What needs to be done
Exactly reproduce each record listed below.

── Dataset extract ──

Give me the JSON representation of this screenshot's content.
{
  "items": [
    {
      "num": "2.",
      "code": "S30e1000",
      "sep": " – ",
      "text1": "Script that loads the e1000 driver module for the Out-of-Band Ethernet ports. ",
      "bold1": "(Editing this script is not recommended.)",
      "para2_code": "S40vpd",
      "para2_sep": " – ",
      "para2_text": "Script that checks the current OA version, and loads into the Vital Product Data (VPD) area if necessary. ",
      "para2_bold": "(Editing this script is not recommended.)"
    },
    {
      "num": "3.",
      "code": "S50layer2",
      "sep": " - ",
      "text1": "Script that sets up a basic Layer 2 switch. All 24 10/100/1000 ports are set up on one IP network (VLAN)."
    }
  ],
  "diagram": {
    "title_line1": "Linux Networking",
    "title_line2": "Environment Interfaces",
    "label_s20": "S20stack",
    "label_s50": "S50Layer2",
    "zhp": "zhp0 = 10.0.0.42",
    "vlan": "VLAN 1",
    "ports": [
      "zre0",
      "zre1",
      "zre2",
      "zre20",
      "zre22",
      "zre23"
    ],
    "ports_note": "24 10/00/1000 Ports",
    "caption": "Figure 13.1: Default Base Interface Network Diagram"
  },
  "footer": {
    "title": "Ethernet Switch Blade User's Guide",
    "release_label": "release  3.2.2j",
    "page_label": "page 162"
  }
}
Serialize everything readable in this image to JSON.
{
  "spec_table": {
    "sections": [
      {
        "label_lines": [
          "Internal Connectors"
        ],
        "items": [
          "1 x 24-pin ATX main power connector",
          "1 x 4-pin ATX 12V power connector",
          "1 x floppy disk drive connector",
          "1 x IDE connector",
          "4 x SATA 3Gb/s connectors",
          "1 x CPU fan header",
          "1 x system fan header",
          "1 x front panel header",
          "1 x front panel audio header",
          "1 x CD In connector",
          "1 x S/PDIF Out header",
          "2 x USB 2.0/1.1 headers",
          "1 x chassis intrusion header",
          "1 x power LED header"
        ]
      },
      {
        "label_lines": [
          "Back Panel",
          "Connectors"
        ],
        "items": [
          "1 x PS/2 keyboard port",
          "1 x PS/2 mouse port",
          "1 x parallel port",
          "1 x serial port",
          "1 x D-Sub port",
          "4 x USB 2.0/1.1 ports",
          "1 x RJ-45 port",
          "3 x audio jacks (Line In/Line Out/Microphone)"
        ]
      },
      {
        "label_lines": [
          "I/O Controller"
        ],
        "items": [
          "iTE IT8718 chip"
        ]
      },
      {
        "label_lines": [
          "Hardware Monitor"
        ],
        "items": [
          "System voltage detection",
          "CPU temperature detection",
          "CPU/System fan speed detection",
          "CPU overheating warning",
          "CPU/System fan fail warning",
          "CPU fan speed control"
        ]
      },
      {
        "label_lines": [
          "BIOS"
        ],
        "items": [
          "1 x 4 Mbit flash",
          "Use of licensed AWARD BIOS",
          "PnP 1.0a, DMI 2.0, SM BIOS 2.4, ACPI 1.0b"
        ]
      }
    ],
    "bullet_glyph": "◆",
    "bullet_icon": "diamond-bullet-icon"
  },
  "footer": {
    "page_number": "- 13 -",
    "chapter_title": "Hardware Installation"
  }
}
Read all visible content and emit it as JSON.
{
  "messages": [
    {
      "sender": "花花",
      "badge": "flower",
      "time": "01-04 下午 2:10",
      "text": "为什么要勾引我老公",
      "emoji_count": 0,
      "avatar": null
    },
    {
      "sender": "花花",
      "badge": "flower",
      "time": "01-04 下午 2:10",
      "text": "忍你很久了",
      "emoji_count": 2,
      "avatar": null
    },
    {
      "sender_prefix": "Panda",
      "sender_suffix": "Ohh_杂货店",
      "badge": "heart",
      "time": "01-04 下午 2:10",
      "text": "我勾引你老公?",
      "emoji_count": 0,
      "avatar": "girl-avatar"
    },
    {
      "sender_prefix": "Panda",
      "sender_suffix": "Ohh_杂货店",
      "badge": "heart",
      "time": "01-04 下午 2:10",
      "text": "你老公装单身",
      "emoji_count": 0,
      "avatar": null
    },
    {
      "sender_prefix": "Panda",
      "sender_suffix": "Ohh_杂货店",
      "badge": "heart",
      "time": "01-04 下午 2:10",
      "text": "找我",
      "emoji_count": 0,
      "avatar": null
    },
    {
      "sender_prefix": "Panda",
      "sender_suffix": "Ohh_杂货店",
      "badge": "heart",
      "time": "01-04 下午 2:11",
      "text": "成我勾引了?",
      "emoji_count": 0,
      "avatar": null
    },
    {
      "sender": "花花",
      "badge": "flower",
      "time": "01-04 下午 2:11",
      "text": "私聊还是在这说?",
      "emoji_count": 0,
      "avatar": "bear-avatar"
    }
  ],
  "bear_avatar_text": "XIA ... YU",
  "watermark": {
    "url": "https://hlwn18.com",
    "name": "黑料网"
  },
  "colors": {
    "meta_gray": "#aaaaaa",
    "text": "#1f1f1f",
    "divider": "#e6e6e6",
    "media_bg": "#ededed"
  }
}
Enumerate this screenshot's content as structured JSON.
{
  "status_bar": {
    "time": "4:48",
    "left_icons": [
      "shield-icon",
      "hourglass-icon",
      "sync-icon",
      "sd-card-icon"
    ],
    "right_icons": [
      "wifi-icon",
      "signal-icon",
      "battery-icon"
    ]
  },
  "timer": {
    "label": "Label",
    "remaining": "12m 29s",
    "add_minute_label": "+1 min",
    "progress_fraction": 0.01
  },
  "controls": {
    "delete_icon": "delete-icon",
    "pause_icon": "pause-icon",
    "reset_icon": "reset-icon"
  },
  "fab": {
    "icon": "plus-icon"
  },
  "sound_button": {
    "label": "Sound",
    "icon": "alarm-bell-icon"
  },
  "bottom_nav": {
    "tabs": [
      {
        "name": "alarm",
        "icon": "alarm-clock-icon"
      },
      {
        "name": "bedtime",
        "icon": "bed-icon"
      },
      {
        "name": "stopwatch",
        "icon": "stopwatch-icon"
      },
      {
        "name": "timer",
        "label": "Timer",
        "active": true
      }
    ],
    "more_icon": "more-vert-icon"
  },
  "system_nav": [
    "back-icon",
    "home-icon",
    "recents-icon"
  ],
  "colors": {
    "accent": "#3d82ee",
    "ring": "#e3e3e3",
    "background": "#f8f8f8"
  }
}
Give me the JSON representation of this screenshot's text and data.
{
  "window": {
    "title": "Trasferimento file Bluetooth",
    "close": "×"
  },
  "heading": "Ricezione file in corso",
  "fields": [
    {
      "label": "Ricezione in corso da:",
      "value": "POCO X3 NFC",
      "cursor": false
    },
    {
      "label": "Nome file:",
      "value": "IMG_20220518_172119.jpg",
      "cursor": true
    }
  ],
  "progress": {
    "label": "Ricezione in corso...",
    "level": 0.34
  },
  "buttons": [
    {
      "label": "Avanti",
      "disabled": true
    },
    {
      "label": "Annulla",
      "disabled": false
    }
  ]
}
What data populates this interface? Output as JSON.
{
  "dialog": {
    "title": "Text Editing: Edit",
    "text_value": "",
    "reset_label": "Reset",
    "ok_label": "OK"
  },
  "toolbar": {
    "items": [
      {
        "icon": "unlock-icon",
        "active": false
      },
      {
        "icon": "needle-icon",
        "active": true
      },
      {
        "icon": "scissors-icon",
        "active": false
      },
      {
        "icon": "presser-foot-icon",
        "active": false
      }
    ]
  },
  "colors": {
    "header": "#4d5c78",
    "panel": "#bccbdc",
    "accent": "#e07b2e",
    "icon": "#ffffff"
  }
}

───

Task answer
Give me the JSON representation of this screenshot's content.
{
  "items": [
    {
      "num": "2.",
      "code": "S30e1000",
      "sep": " – ",
      "text1": "Script that loads the e1000 driver module for the Out-of-Band Ethernet ports. ",
      "bold1": "(Editing this script is not recommended.)",
      "para2_code": "S40vpd",
      "para2_sep": " – ",
      "para2_text": "Script that checks the current OA version, and loads into the Vital Product Data (VPD) area if necessary. ",
      "para2_bold": "(Editing this script is not recommended.)"
    },
    {
      "num": "3.",
      "code": "S50layer2",
      "sep": " - ",
      "text1": "Script that sets up a basic Layer 2 switch. All 24 10/100/1000 ports are set up on one IP network (VLAN)."
    }
  ],
  "diagram": {
    "title_line1": "Linux Networking",
    "title_line2": "Environment Interfaces",
    "label_s20": "S20stack",
    "label_s50": "S50Layer2",
    "zhp": "zhp0 = 10.0.0.42",
    "vlan": "VLAN 1",
    "ports": [
      "zre0",
      "zre1",
      "zre2",
      "zre20",
      "zre22",
      "zre23"
    ],
    "ports_note": "24 10/00/1000 Ports",
    "caption": "Figure 13.1: Default Base Interface Network Diagram"
  },
  "footer": {
    "title": "Ethernet Switch Blade User's Guide",
    "release_label": "release  3.2.2j",
    "page_label": "page 162"
  }
}
Serialize everything readable in this image to JSON.
{
  "spec_table": {
    "sections": [
      {
        "label_lines": [
          "Internal Connectors"
        ],
        "items": [
          "1 x 24-pin ATX main power connector",
          "1 x 4-pin ATX 12V power connector",
          "1 x floppy disk drive connector",
          "1 x IDE connector",
          "4 x SATA 3Gb/s connectors",
          "1 x CPU fan header",
          "1 x system fan header",
          "1 x front panel header",
          "1 x front panel audio header",
          "1 x CD In connector",
          "1 x S/PDIF Out header",
          "2 x USB 2.0/1.1 headers",
          "1 x chassis intrusion header",
          "1 x power LED header"
        ]
      },
      {
        "label_lines": [
          "Back Panel",
          "Connectors"
        ],
        "items": [
          "1 x PS/2 keyboard port",
          "1 x PS/2 mouse port",
          "1 x parallel port",
          "1 x serial port",
          "1 x D-Sub port",
          "4 x USB 2.0/1.1 ports",
          "1 x RJ-45 port",
          "3 x audio jacks (Line In/Line Out/Microphone)"
        ]
      },
      {
        "label_lines": [
          "I/O Controller"
        ],
        "items": [
          "iTE IT8718 chip"
        ]
      },
      {
        "label_lines": [
          "Hardware Monitor"
        ],
        "items": [
          "System voltage detection",
          "CPU temperature detection",
          "CPU/System fan speed detection",
          "CPU overheating warning",
          "CPU/System fan fail warning",
          "CPU fan speed control"
        ]
      },
      {
        "label_lines": [
          "BIOS"
        ],
        "items": [
          "1 x 4 Mbit flash",
          "Use of licensed AWARD BIOS",
          "PnP 1.0a, DMI 2.0, SM BIOS 2.4, ACPI 1.0b"
        ]
      }
    ],
    "bullet_glyph": "◆",
    "bullet_icon": "diamond-bullet-icon"
  },
  "footer": {
    "page_number": "- 13 -",
    "chapter_title": "Hardware Installation"
  }
}
Read all visible content and emit it as JSON.
{
  "messages": [
    {
      "sender": "花花",
      "badge": "flower",
      "time": "01-04 下午 2:10",
      "text": "为什么要勾引我老公",
      "emoji_count": 0,
      "avatar": null
    },
    {
      "sender": "花花",
      "badge": "flower",
      "time": "01-04 下午 2:10",
      "text": "忍你很久了",
      "emoji_count": 2,
      "avatar": null
    },
    {
      "sender_prefix": "Panda",
      "sender_suffix": "Ohh_杂货店",
      "badge": "heart",
      "time": "01-04 下午 2:10",
      "text": "我勾引你老公?",
      "emoji_count": 0,
      "avatar": "girl-avatar"
    },
    {
      "sender_prefix": "Panda",
      "sender_suffix": "Ohh_杂货店",
      "badge": "heart",
      "time": "01-04 下午 2:10",
      "text": "你老公装单身",
      "emoji_count": 0,
      "avatar": null
    },
    {
      "sender_prefix": "Panda",
      "sender_suffix": "Ohh_杂货店",
      "badge": "heart",
      "time": "01-04 下午 2:10",
      "text": "找我",
      "emoji_count": 0,
      "avatar": null
    },
    {
      "sender_prefix": "Panda",
      "sender_suffix": "Ohh_杂货店",
      "badge": "heart",
      "time": "01-04 下午 2:11",
      "text": "成我勾引了?",
      "emoji_count": 0,
      "avatar": null
    },
    {
      "sender": "花花",
      "badge": "flower",
      "time": "01-04 下午 2:11",
      "text": "私聊还是在这说?",
      "emoji_count": 0,
      "avatar": "bear-avatar"
    }
  ],
  "bear_avatar_text": "XIA ... YU",
  "watermark": {
    "url": "https://hlwn18.com",
    "name": "黑料网"
  },
  "colors": {
    "meta_gray": "#aaaaaa",
    "text": "#1f1f1f",
    "divider": "#e6e6e6",
    "media_bg": "#ededed"
  }
}
Enumerate this screenshot's content as structured JSON.
{
  "status_bar": {
    "time": "4:48",
    "left_icons": [
      "shield-icon",
      "hourglass-icon",
      "sync-icon",
      "sd-card-icon"
    ],
    "right_icons": [
      "wifi-icon",
      "signal-icon",
      "battery-icon"
    ]
  },
  "timer": {
    "label": "Label",
    "remaining": "12m 29s",
    "add_minute_label": "+1 min",
    "progress_fraction": 0.01
  },
  "controls": {
    "delete_icon": "delete-icon",
    "pause_icon": "pause-icon",
    "reset_icon": "reset-icon"
  },
  "fab": {
    "icon": "plus-icon"
  },
  "sound_button": {
    "label": "Sound",
    "icon": "alarm-bell-icon"
  },
  "bottom_nav": {
    "tabs": [
      {
        "name": "alarm",
        "icon": "alarm-clock-icon"
      },
      {
        "name": "bedtime",
        "icon": "bed-icon"
      },
      {
        "name": "stopwatch",
        "icon": "stopwatch-icon"
      },
      {
        "name": "timer",
        "label": "Timer",
        "active": true
      }
    ],
    "more_icon": "more-vert-icon"
  },
  "system_nav": [
    "back-icon",
    "home-icon",
    "recents-icon"
  ],
  "colors": {
    "accent": "#3d82ee",
    "ring": "#e3e3e3",
    "background": "#f8f8f8"
  }
}
Give me the JSON representation of this screenshot's text and data.
{
  "window": {
    "title": "Trasferimento file Bluetooth",
    "close": "×"
  },
  "heading": "Ricezione file in corso",
  "fields": [
    {
      "label": "Ricezione in corso da:",
      "value": "POCO X3 NFC",
      "cursor": false
    },
    {
      "label": "Nome file:",
      "value": "IMG_20220518_172119.jpg",
      "cursor": true
    }
  ],
  "progress": {
    "label": "Ricezione in corso...",
    "level": 0.34
  },
  "buttons": [
    {
      "label": "Avanti",
      "disabled": true
    },
    {
      "label": "Annulla",
      "disabled": false
    }
  ]
}
What data populates this interface? Output as JSON.
{
  "dialog": {
    "title": "Text Editing: Edit",
    "text_value": "",
    "reset_label": "Reset",
    "ok_label": "OK"
  },
  "toolbar": {
    "items": [
      {
        "icon": "unlock-icon",
        "active": false
      },
      {
        "icon": "needle-icon",
        "active": true
      },
      {
        "icon": "scissors-icon",
        "active": false
      },
      {
        "icon": "presser-foot-icon",
        "active": false
      }
    ]
  },
  "colors": {
    "header": "#4d5c78",
    "panel": "#bccbdc",
    "accent": "#e07b2e",
    "icon": "#ffffff"
  }
}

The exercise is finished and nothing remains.